Dataset entries on figures:
═══

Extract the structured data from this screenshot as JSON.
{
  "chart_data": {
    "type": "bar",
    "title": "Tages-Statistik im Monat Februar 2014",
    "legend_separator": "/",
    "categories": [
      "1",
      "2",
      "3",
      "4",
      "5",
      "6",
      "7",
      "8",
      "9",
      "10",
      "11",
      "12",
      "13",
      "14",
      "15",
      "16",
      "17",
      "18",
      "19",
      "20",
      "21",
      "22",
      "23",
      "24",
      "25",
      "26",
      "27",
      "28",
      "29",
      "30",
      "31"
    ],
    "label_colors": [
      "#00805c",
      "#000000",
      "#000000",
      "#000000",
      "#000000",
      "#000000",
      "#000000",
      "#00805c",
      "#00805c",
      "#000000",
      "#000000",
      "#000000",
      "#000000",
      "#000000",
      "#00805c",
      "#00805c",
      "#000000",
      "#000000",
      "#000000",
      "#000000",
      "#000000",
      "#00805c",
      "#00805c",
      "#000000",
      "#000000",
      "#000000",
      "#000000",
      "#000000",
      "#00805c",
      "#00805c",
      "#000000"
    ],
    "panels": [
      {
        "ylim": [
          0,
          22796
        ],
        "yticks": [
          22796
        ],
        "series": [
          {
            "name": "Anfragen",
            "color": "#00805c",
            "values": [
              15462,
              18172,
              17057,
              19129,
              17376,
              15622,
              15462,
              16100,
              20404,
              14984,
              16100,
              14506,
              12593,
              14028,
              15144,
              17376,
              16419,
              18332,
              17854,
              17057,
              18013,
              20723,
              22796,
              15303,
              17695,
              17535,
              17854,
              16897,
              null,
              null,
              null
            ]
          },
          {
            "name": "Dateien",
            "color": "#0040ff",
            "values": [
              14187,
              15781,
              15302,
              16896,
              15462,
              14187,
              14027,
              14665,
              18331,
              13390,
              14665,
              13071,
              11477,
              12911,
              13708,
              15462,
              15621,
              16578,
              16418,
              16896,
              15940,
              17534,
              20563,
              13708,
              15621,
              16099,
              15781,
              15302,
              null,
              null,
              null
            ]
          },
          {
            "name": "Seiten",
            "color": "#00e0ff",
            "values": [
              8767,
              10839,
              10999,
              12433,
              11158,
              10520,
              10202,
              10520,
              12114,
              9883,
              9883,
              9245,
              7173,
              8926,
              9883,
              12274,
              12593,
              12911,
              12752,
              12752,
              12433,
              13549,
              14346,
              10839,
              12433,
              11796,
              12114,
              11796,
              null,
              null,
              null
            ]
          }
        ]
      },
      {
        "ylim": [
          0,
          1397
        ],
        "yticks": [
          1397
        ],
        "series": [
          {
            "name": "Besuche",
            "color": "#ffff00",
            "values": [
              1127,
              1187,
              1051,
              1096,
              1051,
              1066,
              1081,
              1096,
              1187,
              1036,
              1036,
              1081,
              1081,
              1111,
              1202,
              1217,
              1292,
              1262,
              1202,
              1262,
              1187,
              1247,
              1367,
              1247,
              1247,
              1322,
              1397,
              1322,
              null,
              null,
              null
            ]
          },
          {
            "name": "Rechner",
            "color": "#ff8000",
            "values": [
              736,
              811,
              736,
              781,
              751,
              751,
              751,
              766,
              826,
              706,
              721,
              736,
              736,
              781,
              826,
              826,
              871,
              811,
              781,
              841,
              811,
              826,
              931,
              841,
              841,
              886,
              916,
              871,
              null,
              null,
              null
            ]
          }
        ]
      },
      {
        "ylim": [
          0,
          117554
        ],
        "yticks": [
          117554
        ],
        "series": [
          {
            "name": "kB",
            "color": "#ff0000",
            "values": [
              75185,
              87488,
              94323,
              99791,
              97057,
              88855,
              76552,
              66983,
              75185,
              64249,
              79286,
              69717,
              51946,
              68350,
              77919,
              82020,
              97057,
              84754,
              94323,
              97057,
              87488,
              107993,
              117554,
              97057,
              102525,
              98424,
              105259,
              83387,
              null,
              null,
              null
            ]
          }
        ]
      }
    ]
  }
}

═══

Work to be completed: Each entry above is to be quoted exactly.

Correct answer:
Extract the structured data from this screenshot as JSON.
{
  "chart_data": {
    "type": "bar",
    "title": "Tages-Statistik im Monat Februar 2014",
    "legend_separator": "/",
    "categories": [
      "1",
      "2",
      "3",
      "4",
      "5",
      "6",
      "7",
      "8",
      "9",
      "10",
      "11",
      "12",
      "13",
      "14",
      "15",
      "16",
      "17",
      "18",
      "19",
      "20",
      "21",
      "22",
      "23",
      "24",
      "25",
      "26",
      "27",
      "28",
      "29",
      "30",
      "31"
    ],
    "label_colors": [
      "#00805c",
      "#000000",
      "#000000",
      "#000000",
      "#000000",
      "#000000",
      "#000000",
      "#00805c",
      "#00805c",
      "#000000",
      "#000000",
      "#000000",
      "#000000",
      "#000000",
      "#00805c",
      "#00805c",
      "#000000",
      "#000000",
      "#000000",
      "#000000",
      "#000000",
      "#00805c",
      "#00805c",
      "#000000",
      "#000000",
      "#000000",
      "#000000",
      "#000000",
      "#00805c",
      "#00805c",
      "#000000"
    ],
    "panels": [
      {
        "ylim": [
          0,
          22796
        ],
        "yticks": [
          22796
        ],
        "series": [
          {
            "name": "Anfragen",
            "color": "#00805c",
            "values": [
              15462,
              18172,
              17057,
              19129,
              17376,
              15622,
              15462,
              16100,
              20404,
              14984,
              16100,
              14506,
              12593,
              14028,
              15144,
              17376,
              16419,
              18332,
              17854,
              17057,
              18013,
              20723,
              22796,
              15303,
              17695,
              17535,
              17854,
              16897,
              null,
              null,
              null
            ]
          },
          {
            "name": "Dateien",
            "color": "#0040ff",
            "values": [
              14187,
              15781,
              15302,
              16896,
              15462,
              14187,
              14027,
              14665,
              18331,
              13390,
              14665,
              13071,
              11477,
              12911,
              13708,
              15462,
              15621,
              16578,
              16418,
              16896,
              15940,
              17534,
              20563,
              13708,
              15621,
              16099,
              15781,
              15302,
              null,
              null,
              null
            ]
          },
          {
            "name": "Seiten",
            "color": "#00e0ff",
            "values": [
              8767,
              10839,
              10999,
              12433,
              11158,
              10520,
              10202,
              10520,
              12114,
              9883,
              9883,
              9245,
              7173,
              8926,
              9883,
              12274,
              12593,
              12911,
              12752,
              12752,
              12433,
              13549,
              14346,
              10839,
              12433,
              11796,
              12114,
              11796,
              null,
              null,
              null
            ]
          }
        ]
      },
      {
        "ylim": [
          0,
          1397
        ],
        "yticks": [
          1397
        ],
        "series": [
          {
            "name": "Besuche",
            "color": "#ffff00",
            "values": [
              1127,
              1187,
              1051,
              1096,
              1051,
              1066,
              1081,
              1096,
              1187,
              1036,
              1036,
              1081,
              1081,
              1111,
              1202,
              1217,
              1292,
              1262,
              1202,
              1262,
              1187,
              1247,
              1367,
              1247,
              1247,
              1322,
              1397,
              1322,
              null,
              null,
              null
            ]
          },
          {
            "name": "Rechner",
            "color": "#ff8000",
            "values": [
              736,
              811,
              736,
              781,
              751,
              751,
              751,
              766,
              826,
              706,
              721,
              736,
              736,
              781,
              826,
              826,
              871,
              811,
              781,
              841,
              811,
              826,
              931,
              841,
              841,
              886,
              916,
              871,
              null,
              null,
              null
            ]
          }
        ]
      },
      {
        "ylim": [
          0,
          117554
        ],
        "yticks": [
          117554
        ],
        "series": [
          {
            "name": "kB",
            "color": "#ff0000",
            "values": [
              75185,
              87488,
              94323,
              99791,
              97057,
              88855,
              76552,
              66983,
              75185,
              64249,
              79286,
              69717,
              51946,
              68350,
              77919,
              82020,
              97057,
              84754,
              94323,
              97057,
              87488,
              107993,
              117554,
              97057,
              102525,
              98424,
              105259,
              83387,
              null,
              null,
              null
            ]
          }
        ]
      }
    ]
  }
}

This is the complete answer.